Search the records for the word "text" and report each line that has it.

====================

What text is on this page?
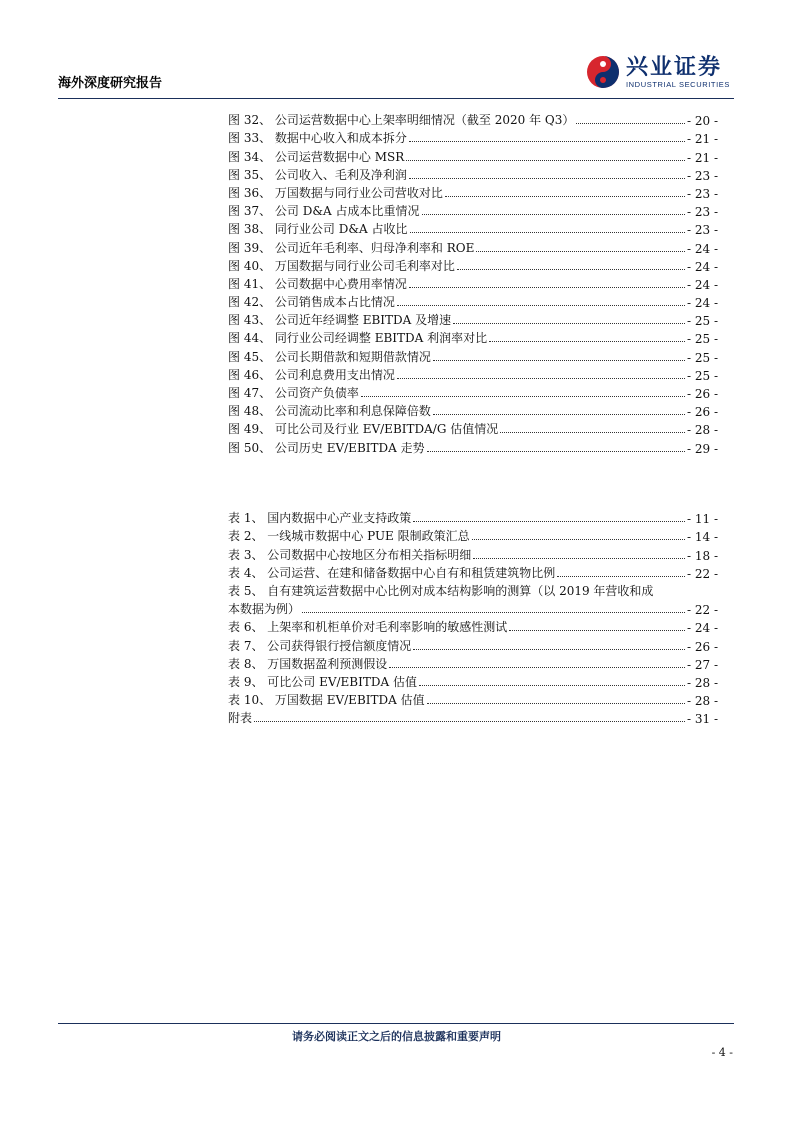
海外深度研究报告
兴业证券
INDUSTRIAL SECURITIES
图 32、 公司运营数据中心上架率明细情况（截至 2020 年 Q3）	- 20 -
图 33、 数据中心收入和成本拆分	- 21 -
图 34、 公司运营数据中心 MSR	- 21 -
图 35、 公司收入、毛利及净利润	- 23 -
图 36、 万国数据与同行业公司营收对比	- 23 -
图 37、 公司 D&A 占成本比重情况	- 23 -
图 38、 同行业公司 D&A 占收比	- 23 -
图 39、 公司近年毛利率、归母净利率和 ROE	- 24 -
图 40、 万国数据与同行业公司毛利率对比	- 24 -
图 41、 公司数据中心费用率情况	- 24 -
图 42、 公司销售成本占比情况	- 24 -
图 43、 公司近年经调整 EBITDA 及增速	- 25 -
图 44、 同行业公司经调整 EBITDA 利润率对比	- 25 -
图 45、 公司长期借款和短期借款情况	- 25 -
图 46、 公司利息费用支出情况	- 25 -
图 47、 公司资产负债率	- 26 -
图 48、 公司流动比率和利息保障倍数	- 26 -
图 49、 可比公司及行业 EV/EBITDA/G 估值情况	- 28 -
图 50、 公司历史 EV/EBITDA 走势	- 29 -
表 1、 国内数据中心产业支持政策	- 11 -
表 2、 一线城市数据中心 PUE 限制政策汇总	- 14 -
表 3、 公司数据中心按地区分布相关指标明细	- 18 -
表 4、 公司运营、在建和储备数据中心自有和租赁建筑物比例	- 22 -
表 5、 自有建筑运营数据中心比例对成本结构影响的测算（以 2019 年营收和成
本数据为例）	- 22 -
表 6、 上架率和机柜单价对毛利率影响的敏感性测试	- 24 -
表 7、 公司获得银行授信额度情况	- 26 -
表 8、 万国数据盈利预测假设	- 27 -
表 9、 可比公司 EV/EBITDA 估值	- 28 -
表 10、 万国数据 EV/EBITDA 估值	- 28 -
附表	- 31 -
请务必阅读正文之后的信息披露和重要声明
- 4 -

====================

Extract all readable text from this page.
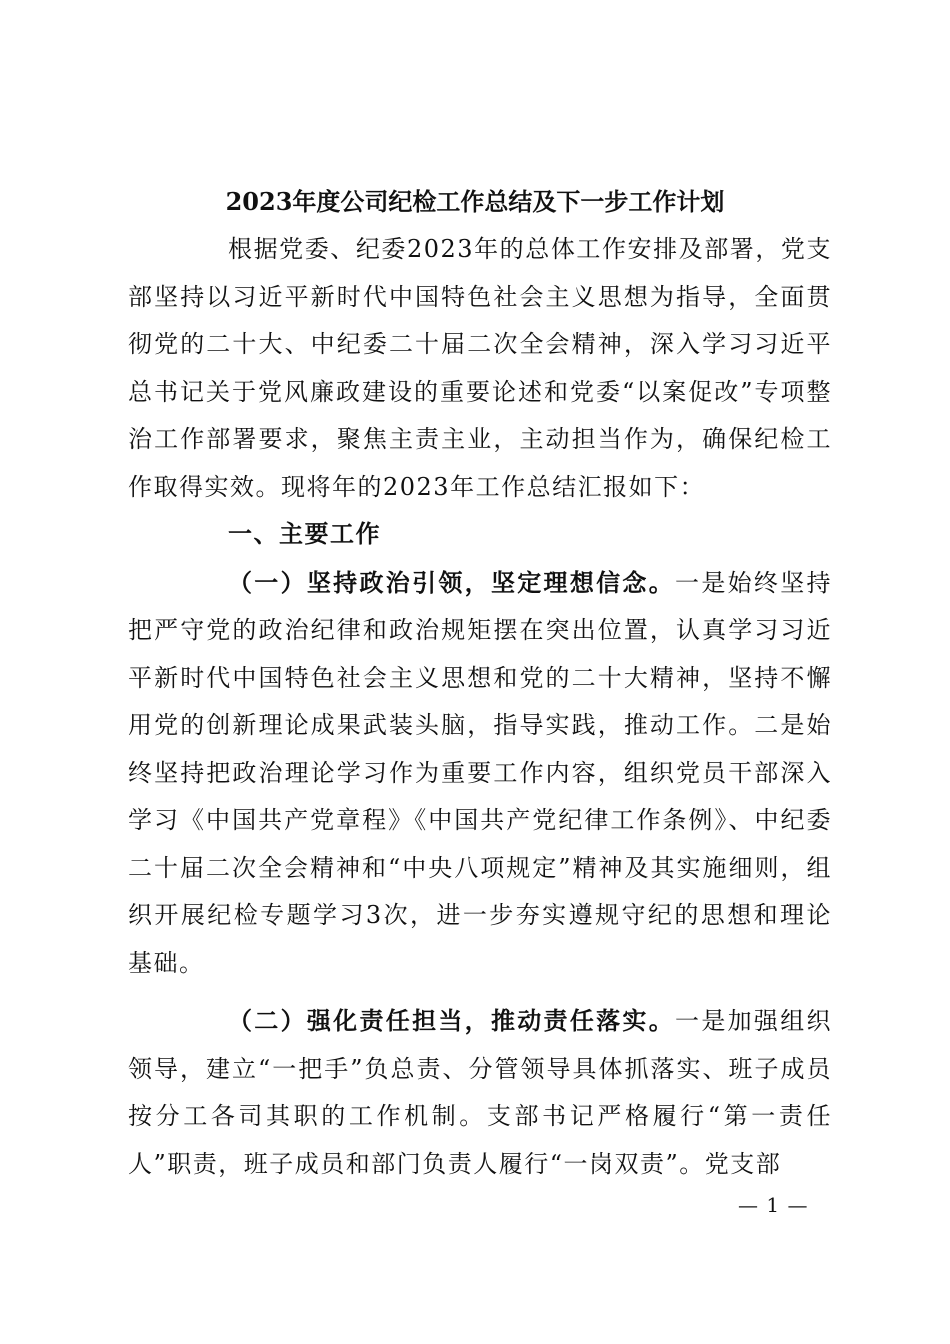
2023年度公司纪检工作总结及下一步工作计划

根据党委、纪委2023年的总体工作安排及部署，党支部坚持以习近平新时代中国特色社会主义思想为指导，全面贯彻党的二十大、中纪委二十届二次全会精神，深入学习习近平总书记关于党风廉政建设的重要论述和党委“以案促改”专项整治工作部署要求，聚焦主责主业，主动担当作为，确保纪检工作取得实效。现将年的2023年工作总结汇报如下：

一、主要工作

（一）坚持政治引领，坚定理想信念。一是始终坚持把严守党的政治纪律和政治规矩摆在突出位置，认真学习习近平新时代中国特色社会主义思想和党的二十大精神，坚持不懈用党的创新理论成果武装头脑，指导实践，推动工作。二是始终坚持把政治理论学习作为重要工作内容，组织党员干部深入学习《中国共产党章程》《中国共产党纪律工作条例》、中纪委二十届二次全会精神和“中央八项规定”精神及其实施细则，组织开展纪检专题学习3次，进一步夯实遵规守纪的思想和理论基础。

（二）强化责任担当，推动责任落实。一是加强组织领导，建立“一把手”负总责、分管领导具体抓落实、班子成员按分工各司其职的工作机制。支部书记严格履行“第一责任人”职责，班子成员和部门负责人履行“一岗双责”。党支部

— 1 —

====================

> _FINISHED EXERCISE_
What text is on this page?
Extract all readable text from this page.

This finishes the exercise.